__The request__. You are to retype all of the data exactly as it appears.

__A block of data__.

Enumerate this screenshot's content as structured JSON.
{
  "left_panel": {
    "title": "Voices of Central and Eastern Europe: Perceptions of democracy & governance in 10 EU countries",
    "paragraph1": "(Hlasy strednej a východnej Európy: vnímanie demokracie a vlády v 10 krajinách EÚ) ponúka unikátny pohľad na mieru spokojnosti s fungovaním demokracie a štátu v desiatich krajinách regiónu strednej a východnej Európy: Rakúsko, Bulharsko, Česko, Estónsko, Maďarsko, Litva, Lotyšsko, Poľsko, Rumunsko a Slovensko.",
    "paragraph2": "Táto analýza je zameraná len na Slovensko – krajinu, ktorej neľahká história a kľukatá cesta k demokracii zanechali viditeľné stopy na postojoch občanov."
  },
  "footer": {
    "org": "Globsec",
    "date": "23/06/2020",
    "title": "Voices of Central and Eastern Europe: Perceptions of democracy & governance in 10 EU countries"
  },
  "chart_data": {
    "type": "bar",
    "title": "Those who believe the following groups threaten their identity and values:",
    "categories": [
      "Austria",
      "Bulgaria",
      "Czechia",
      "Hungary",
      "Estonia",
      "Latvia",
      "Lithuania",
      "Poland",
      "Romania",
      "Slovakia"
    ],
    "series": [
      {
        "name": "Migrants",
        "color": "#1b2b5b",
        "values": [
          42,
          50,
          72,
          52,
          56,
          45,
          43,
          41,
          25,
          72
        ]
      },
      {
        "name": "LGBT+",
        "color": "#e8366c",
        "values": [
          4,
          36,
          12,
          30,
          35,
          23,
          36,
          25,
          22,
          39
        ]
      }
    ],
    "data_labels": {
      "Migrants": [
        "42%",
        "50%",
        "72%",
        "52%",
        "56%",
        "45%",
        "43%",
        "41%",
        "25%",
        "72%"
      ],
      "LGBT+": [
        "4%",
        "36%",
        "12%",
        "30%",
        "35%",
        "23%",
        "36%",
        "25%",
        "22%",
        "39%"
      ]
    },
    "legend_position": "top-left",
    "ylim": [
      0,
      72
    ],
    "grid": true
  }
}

__Solution to this exercise__.
Enumerate this screenshot's content as structured JSON.
{
  "left_panel": {
    "title": "Voices of Central and Eastern Europe: Perceptions of democracy & governance in 10 EU countries",
    "paragraph1": "(Hlasy strednej a východnej Európy: vnímanie demokracie a vlády v 10 krajinách EÚ) ponúka unikátny pohľad na mieru spokojnosti s fungovaním demokracie a štátu v desiatich krajinách regiónu strednej a východnej Európy: Rakúsko, Bulharsko, Česko, Estónsko, Maďarsko, Litva, Lotyšsko, Poľsko, Rumunsko a Slovensko.",
    "paragraph2": "Táto analýza je zameraná len na Slovensko – krajinu, ktorej neľahká história a kľukatá cesta k demokracii zanechali viditeľné stopy na postojoch občanov."
  },
  "footer": {
    "org": "Globsec",
    "date": "23/06/2020",
    "title": "Voices of Central and Eastern Europe: Perceptions of democracy & governance in 10 EU countries"
  },
  "chart_data": {
    "type": "bar",
    "title": "Those who believe the following groups threaten their identity and values:",
    "categories": [
      "Austria",
      "Bulgaria",
      "Czechia",
      "Hungary",
      "Estonia",
      "Latvia",
      "Lithuania",
      "Poland",
      "Romania",
      "Slovakia"
    ],
    "series": [
      {
        "name": "Migrants",
        "color": "#1b2b5b",
        "values": [
          42,
          50,
          72,
          52,
          56,
          45,
          43,
          41,
          25,
          72
        ]
      },
      {
        "name": "LGBT+",
        "color": "#e8366c",
        "values": [
          4,
          36,
          12,
          30,
          35,
          23,
          36,
          25,
          22,
          39
        ]
      }
    ],
    "data_labels": {
      "Migrants": [
        "42%",
        "50%",
        "72%",
        "52%",
        "56%",
        "45%",
        "43%",
        "41%",
        "25%",
        "72%"
      ],
      "LGBT+": [
        "4%",
        "36%",
        "12%",
        "30%",
        "35%",
        "23%",
        "36%",
        "25%",
        "22%",
        "39%"
      ]
    },
    "legend_position": "top-left",
    "ylim": [
      0,
      72
    ],
    "grid": true
  }
}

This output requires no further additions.